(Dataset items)
○ ○ ○ ○ ○ ○ ○

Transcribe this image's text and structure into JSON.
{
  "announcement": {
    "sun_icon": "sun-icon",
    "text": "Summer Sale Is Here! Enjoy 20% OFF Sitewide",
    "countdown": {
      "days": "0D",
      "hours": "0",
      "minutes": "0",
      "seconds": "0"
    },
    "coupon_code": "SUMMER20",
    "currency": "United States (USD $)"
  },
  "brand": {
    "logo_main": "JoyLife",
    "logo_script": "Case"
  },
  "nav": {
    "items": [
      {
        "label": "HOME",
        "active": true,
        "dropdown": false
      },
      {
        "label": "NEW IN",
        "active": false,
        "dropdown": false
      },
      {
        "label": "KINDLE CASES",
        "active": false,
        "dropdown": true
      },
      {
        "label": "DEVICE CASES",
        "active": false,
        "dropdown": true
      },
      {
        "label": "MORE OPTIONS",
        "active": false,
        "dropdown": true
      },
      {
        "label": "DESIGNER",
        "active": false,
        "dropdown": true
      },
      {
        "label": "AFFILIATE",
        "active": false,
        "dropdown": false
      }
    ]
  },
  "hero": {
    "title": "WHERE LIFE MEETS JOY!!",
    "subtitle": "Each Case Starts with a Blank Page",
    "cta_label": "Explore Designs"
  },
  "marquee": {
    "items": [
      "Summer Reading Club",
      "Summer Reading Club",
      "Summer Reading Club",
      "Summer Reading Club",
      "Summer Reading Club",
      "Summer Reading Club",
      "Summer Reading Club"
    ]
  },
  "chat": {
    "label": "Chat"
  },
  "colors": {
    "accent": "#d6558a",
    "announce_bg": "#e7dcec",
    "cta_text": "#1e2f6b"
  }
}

○ ○ ○ ○ ○ ○ ○

Quote all of the entries verbatim.

| Answer to this problem |
Transcribe this image's text and structure into JSON.
{
  "announcement": {
    "sun_icon": "sun-icon",
    "text": "Summer Sale Is Here! Enjoy 20% OFF Sitewide",
    "countdown": {
      "days": "0D",
      "hours": "0",
      "minutes": "0",
      "seconds": "0"
    },
    "coupon_code": "SUMMER20",
    "currency": "United States (USD $)"
  },
  "brand": {
    "logo_main": "JoyLife",
    "logo_script": "Case"
  },
  "nav": {
    "items": [
      {
        "label": "HOME",
        "active": true,
        "dropdown": false
      },
      {
        "label": "NEW IN",
        "active": false,
        "dropdown": false
      },
      {
        "label": "KINDLE CASES",
        "active": false,
        "dropdown": true
      },
      {
        "label": "DEVICE CASES",
        "active": false,
        "dropdown": true
      },
      {
        "label": "MORE OPTIONS",
        "active": false,
        "dropdown": true
      },
      {
        "label": "DESIGNER",
        "active": false,
        "dropdown": true
      },
      {
        "label": "AFFILIATE",
        "active": false,
        "dropdown": false
      }
    ]
  },
  "hero": {
    "title": "WHERE LIFE MEETS JOY!!",
    "subtitle": "Each Case Starts with a Blank Page",
    "cta_label": "Explore Designs"
  },
  "marquee": {
    "items": [
      "Summer Reading Club",
      "Summer Reading Club",
      "Summer Reading Club",
      "Summer Reading Club",
      "Summer Reading Club",
      "Summer Reading Club",
      "Summer Reading Club"
    ]
  },
  "chat": {
    "label": "Chat"
  },
  "colors": {
    "accent": "#d6558a",
    "announce_bg": "#e7dcec",
    "cta_text": "#1e2f6b"
  }
}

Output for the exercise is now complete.